[What the task requires]
Show every line in the entries below where the word "type" appears.

[Exercise material]
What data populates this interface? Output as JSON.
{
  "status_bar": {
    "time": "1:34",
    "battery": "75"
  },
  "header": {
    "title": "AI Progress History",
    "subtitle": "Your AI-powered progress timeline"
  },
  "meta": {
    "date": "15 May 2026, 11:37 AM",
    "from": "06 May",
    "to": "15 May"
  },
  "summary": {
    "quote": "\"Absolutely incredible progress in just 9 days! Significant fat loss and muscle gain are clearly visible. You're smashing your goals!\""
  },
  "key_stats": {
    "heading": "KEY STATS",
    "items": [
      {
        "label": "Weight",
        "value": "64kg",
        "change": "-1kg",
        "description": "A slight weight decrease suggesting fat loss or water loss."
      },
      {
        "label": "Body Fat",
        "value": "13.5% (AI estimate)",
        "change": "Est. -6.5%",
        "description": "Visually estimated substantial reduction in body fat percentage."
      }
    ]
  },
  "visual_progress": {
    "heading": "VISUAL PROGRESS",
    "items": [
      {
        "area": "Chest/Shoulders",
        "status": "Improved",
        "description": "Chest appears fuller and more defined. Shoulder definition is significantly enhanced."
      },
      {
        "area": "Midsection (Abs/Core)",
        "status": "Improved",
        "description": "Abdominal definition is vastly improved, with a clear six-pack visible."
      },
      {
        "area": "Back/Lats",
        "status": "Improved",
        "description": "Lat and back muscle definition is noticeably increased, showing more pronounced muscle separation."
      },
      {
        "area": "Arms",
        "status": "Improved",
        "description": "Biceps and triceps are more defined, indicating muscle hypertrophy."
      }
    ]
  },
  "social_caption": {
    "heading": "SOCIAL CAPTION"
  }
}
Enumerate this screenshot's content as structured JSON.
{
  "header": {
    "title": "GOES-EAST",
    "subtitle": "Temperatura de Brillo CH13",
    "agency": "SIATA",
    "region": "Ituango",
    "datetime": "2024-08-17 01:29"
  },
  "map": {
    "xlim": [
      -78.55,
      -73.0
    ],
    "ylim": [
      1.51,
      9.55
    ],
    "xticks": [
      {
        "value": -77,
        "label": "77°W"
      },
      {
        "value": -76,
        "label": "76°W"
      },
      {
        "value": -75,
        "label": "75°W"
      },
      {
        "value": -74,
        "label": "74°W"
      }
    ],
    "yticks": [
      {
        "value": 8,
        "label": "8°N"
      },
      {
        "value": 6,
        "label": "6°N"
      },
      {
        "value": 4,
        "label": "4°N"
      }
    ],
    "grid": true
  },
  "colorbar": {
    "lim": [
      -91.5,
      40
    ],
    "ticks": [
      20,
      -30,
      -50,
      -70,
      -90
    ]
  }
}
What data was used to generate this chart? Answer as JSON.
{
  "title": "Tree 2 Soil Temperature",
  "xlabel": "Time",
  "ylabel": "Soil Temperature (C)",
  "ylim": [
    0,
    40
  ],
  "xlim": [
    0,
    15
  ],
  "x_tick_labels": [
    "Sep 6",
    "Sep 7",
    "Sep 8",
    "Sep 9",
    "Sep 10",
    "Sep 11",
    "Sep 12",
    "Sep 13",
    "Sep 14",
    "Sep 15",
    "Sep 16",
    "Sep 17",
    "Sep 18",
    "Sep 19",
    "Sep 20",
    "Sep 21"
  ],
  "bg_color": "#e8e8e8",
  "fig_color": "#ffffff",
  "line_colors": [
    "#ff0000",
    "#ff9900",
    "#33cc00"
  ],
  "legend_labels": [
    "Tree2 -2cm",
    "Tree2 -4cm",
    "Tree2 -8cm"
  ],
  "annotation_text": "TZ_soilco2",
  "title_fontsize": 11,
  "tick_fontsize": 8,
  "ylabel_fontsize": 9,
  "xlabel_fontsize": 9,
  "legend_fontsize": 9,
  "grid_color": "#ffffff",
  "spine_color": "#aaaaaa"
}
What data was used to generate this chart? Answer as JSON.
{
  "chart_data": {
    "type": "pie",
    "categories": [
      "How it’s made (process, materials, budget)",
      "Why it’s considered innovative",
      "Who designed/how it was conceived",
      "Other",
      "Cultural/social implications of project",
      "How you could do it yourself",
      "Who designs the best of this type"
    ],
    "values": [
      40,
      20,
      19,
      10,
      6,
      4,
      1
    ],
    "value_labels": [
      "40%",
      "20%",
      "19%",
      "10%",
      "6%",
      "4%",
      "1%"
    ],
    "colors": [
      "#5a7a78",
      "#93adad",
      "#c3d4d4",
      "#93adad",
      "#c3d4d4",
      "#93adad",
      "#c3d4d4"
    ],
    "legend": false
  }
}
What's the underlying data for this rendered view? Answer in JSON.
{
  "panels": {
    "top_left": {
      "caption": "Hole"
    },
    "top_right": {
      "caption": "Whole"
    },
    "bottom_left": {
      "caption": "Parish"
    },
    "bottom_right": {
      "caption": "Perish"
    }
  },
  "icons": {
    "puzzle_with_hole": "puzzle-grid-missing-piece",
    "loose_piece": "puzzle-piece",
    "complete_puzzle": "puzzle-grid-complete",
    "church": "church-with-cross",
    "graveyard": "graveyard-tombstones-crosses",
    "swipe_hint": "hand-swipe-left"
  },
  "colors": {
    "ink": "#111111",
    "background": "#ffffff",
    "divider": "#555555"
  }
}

[Result of the exercise]
    "type": "pie",
      "Who designs the best of this type"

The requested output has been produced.